Persistent 'Non-Recurring' Litigation Expenses
The gap between GAAP Net Loss and Adjusted EBITDA is widening due to continuous legal costs. In Q4 alone, AudioEye added back $1.28M in 'litigation expense' (up from $1.16M YoY). For the full year, this line item consumed $3.22M (up from $2.5M in 2024). While categorized as adjustments for 'non-recurring' litigation, the persistence and growth of these costs represent a structural drain on actual cash flow that investors cannot ignore.
Macro Tailwinds: Digital Accessibility Litigation Spiking
Management published a 2026 Web Accessibility Litigation Report showing that total accessibility lawsuits have more than doubled since 2020. Crucially, nearly 80% are now filed in state courts, and 38.5% of sued businesses already had incomplete widget-based solutions in place. This macro environment heavily incentivizes enterprises to adopt comprehensive solutions like AudioEye rather than cheap, non-compliant plugins.
Other KPIs
Accelerating. ARR increased sequentially by $1.3M from $38.7M in Q3, a notable acceleration compared to the $0.5M sequential add achieved in the previous quarter. This indicates strong end-of-year bookings, even if recognized revenue growth is slowing.
Stable. Remained exceptionally high, down slightly from 86% in the prior year period. GAAP Gross Margin sat at 79%. The company has successfully digested the platform migration costs that weighed on gross margins in Q2 and Q3, returning to its target operational profile.

### AVAILABLE DATA
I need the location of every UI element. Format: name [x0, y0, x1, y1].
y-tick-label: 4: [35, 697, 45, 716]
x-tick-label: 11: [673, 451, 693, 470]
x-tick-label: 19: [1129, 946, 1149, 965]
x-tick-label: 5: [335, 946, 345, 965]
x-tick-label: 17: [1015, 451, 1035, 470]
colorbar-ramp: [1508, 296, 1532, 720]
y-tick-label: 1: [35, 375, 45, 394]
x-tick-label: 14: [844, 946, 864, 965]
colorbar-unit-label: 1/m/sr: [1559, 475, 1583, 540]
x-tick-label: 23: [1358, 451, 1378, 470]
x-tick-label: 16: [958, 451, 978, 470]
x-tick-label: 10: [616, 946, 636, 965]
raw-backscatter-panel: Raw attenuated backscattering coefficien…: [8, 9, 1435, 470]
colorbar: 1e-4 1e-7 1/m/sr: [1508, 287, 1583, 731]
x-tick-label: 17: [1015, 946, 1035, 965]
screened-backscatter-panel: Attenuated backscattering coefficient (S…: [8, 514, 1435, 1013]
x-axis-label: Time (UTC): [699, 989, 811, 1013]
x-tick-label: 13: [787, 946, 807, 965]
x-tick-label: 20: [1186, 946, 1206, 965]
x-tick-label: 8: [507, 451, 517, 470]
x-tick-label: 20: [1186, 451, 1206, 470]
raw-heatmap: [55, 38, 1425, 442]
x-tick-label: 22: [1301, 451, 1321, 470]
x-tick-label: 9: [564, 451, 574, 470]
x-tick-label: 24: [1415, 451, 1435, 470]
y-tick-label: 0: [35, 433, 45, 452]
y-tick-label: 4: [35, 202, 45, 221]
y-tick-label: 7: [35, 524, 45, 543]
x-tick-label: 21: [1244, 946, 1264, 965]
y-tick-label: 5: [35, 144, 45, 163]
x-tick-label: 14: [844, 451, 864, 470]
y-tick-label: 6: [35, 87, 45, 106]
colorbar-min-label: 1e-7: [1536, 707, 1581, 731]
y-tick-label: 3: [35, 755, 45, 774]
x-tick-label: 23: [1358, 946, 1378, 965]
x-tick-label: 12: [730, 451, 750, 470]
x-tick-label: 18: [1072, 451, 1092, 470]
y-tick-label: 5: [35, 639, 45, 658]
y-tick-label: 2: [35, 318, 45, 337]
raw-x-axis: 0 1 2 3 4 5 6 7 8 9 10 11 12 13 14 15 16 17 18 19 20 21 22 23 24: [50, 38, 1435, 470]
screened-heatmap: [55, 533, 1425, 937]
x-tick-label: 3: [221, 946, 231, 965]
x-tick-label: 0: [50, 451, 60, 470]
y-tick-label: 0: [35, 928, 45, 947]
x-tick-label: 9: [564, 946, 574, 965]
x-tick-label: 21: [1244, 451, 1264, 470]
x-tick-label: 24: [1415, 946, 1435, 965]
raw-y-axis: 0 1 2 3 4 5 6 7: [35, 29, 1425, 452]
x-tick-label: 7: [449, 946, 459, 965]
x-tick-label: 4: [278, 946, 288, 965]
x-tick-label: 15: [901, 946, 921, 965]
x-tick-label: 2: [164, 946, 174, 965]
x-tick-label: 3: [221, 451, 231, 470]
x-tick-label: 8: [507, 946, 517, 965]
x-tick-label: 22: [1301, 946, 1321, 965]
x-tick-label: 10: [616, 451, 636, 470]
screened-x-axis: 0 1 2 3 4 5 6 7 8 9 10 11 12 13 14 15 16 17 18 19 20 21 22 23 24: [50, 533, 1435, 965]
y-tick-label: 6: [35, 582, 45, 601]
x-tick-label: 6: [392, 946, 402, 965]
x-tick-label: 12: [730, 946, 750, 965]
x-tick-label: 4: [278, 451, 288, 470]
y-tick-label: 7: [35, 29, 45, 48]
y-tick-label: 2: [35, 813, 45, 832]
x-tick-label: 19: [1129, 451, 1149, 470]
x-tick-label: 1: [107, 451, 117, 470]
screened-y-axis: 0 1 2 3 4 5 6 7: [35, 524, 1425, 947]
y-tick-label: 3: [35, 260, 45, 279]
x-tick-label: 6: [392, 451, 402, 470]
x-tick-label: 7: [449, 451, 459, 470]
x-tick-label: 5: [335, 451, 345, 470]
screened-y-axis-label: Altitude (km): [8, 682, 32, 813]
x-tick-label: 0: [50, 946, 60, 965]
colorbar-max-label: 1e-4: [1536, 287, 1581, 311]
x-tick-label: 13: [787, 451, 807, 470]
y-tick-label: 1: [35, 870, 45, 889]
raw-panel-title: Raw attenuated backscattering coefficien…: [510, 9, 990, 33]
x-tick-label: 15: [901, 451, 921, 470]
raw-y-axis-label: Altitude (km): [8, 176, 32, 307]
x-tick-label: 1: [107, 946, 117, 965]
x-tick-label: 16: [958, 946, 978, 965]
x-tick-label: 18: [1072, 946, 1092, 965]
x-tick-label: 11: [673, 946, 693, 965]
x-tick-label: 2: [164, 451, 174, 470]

### PROBLEM REQUIREMENTS
Repeat word for word the part of the AudioEye results text from "Stable. Remained exceptionally" to "target operational profile.". You can set the records aside; they aren't needed here.

### OUTPUT FOR THIS EXERCISE
Stable. Remained exceptionally high, down slightly from 86% in the prior year period. GAAP Gross Margin sat at 79%. The company has successfully digested the platform migration costs that weighed on gross margins in Q2 and Q3, returning to its target operational profile.